Data excerpts:
::::

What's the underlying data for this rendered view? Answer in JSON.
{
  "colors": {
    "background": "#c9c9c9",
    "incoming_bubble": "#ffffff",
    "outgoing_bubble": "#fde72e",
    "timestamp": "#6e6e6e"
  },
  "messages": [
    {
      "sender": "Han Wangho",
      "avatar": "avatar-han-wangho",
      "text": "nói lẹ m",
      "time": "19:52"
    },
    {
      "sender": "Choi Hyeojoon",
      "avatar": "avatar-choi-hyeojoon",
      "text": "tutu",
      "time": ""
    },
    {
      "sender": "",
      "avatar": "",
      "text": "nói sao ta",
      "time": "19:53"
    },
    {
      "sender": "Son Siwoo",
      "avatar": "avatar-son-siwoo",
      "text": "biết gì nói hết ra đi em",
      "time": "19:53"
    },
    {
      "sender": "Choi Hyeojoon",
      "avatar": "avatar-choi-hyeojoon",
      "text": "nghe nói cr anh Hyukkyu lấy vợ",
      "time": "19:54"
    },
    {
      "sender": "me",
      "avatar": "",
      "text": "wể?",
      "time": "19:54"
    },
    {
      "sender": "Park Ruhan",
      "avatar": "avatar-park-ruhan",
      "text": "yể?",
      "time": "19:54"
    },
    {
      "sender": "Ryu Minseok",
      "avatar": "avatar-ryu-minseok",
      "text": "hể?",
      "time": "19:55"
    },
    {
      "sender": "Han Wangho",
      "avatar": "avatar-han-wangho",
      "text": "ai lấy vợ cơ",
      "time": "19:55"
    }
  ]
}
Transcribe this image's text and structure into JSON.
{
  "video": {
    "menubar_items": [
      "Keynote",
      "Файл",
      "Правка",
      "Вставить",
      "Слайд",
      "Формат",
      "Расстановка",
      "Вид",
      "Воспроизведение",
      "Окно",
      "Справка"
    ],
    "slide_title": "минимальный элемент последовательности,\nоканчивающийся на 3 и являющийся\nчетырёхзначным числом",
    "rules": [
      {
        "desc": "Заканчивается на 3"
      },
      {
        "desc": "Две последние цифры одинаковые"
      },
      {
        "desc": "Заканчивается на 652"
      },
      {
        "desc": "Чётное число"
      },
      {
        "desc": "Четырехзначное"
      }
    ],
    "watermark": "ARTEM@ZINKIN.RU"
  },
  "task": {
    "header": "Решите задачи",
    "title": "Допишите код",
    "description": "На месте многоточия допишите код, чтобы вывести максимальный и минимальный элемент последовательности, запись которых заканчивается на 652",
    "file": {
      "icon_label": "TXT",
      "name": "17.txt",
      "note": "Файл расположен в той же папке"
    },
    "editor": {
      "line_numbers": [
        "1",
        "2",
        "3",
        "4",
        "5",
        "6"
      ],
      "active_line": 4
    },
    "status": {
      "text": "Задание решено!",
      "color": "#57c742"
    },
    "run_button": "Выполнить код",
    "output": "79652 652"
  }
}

::::

#### PROBLEM DETAILS:
Output the entries exactly.

#### EXERCISE RESPONSE:
What's the underlying data for this rendered view? Answer in JSON.
{
  "colors": {
    "background": "#c9c9c9",
    "incoming_bubble": "#ffffff",
    "outgoing_bubble": "#fde72e",
    "timestamp": "#6e6e6e"
  },
  "messages": [
    {
      "sender": "Han Wangho",
      "avatar": "avatar-han-wangho",
      "text": "nói lẹ m",
      "time": "19:52"
    },
    {
      "sender": "Choi Hyeojoon",
      "avatar": "avatar-choi-hyeojoon",
      "text": "tutu",
      "time": ""
    },
    {
      "sender": "",
      "avatar": "",
      "text": "nói sao ta",
      "time": "19:53"
    },
    {
      "sender": "Son Siwoo",
      "avatar": "avatar-son-siwoo",
      "text": "biết gì nói hết ra đi em",
      "time": "19:53"
    },
    {
      "sender": "Choi Hyeojoon",
      "avatar": "avatar-choi-hyeojoon",
      "text": "nghe nói cr anh Hyukkyu lấy vợ",
      "time": "19:54"
    },
    {
      "sender": "me",
      "avatar": "",
      "text": "wể?",
      "time": "19:54"
    },
    {
      "sender": "Park Ruhan",
      "avatar": "avatar-park-ruhan",
      "text": "yể?",
      "time": "19:54"
    },
    {
      "sender": "Ryu Minseok",
      "avatar": "avatar-ryu-minseok",
      "text": "hể?",
      "time": "19:55"
    },
    {
      "sender": "Han Wangho",
      "avatar": "avatar-han-wangho",
      "text": "ai lấy vợ cơ",
      "time": "19:55"
    }
  ]
}
Transcribe this image's text and structure into JSON.
{
  "video": {
    "menubar_items": [
      "Keynote",
      "Файл",
      "Правка",
      "Вставить",
      "Слайд",
      "Формат",
      "Расстановка",
      "Вид",
      "Воспроизведение",
      "Окно",
      "Справка"
    ],
    "slide_title": "минимальный элемент последовательности,\nоканчивающийся на 3 и являющийся\nчетырёхзначным числом",
    "rules": [
      {
        "desc": "Заканчивается на 3"
      },
      {
        "desc": "Две последние цифры одинаковые"
      },
      {
        "desc": "Заканчивается на 652"
      },
      {
        "desc": "Чётное число"
      },
      {
        "desc": "Четырехзначное"
      }
    ],
    "watermark": "ARTEM@ZINKIN.RU"
  },
  "task": {
    "header": "Решите задачи",
    "title": "Допишите код",
    "description": "На месте многоточия допишите код, чтобы вывести максимальный и минимальный элемент последовательности, запись которых заканчивается на 652",
    "file": {
      "icon_label": "TXT",
      "name": "17.txt",
      "note": "Файл расположен в той же папке"
    },
    "editor": {
      "line_numbers": [
        "1",
        "2",
        "3",
        "4",
        "5",
        "6"
      ],
      "active_line": 4
    },
    "status": {
      "text": "Задание решено!",
      "color": "#57c742"
    },
    "run_button": "Выполнить код",
    "output": "79652 652"
  }
}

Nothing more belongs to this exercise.